--- Start of Working data ---

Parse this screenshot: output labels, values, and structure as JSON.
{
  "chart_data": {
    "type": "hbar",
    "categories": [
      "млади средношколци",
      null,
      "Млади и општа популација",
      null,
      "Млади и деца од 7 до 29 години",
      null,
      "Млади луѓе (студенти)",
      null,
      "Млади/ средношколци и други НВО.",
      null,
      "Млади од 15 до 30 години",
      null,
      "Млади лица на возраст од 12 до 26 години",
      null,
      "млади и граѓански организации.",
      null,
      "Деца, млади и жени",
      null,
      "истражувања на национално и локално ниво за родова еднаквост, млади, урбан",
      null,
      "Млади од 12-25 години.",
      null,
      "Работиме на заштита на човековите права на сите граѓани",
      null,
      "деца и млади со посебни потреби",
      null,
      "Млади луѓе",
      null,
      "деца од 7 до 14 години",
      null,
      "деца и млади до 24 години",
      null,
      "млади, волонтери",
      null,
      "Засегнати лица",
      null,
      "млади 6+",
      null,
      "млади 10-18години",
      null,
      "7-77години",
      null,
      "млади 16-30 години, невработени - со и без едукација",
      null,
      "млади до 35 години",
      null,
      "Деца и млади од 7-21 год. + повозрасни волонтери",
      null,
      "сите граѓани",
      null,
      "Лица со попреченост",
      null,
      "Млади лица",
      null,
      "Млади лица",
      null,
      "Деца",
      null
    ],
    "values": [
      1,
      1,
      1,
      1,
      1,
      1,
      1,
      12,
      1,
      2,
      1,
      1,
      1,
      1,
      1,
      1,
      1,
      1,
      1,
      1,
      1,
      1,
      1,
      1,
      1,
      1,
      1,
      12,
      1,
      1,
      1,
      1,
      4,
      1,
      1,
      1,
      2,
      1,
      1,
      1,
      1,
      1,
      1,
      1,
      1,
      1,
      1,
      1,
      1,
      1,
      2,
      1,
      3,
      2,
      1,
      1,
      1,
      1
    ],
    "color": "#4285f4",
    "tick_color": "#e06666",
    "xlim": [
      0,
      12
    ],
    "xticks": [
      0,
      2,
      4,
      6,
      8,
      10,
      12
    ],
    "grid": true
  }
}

--- End of Working data ---

→ **Task instructions**
Repeat the listing exactly, from its first line to its last.

→ **Response to this exercise**
Parse this screenshot: output labels, values, and structure as JSON.
{
  "chart_data": {
    "type": "hbar",
    "categories": [
      "млади средношколци",
      null,
      "Млади и општа популација",
      null,
      "Млади и деца од 7 до 29 години",
      null,
      "Млади луѓе (студенти)",
      null,
      "Млади/ средношколци и други НВО.",
      null,
      "Млади од 15 до 30 години",
      null,
      "Млади лица на возраст од 12 до 26 години",
      null,
      "млади и граѓански организации.",
      null,
      "Деца, млади и жени",
      null,
      "истражувања на национално и локално ниво за родова еднаквост, млади, урбан",
      null,
      "Млади од 12-25 години.",
      null,
      "Работиме на заштита на човековите права на сите граѓани",
      null,
      "деца и млади со посебни потреби",
      null,
      "Млади луѓе",
      null,
      "деца од 7 до 14 години",
      null,
      "деца и млади до 24 години",
      null,
      "млади, волонтери",
      null,
      "Засегнати лица",
      null,
      "млади 6+",
      null,
      "млади 10-18години",
      null,
      "7-77години",
      null,
      "млади 16-30 години, невработени - со и без едукација",
      null,
      "млади до 35 години",
      null,
      "Деца и млади од 7-21 год. + повозрасни волонтери",
      null,
      "сите граѓани",
      null,
      "Лица со попреченост",
      null,
      "Млади лица",
      null,
      "Млади лица",
      null,
      "Деца",
      null
    ],
    "values": [
      1,
      1,
      1,
      1,
      1,
      1,
      1,
      12,
      1,
      2,
      1,
      1,
      1,
      1,
      1,
      1,
      1,
      1,
      1,
      1,
      1,
      1,
      1,
      1,
      1,
      1,
      1,
      12,
      1,
      1,
      1,
      1,
      4,
      1,
      1,
      1,
      2,
      1,
      1,
      1,
      1,
      1,
      1,
      1,
      1,
      1,
      1,
      1,
      1,
      1,
      2,
      1,
      3,
      2,
      1,
      1,
      1,
      1
    ],
    "color": "#4285f4",
    "tick_color": "#e06666",
    "xlim": [
      0,
      12
    ],
    "xticks": [
      0,
      2,
      4,
      6,
      8,
      10,
      12
    ],
    "grid": true
  }
}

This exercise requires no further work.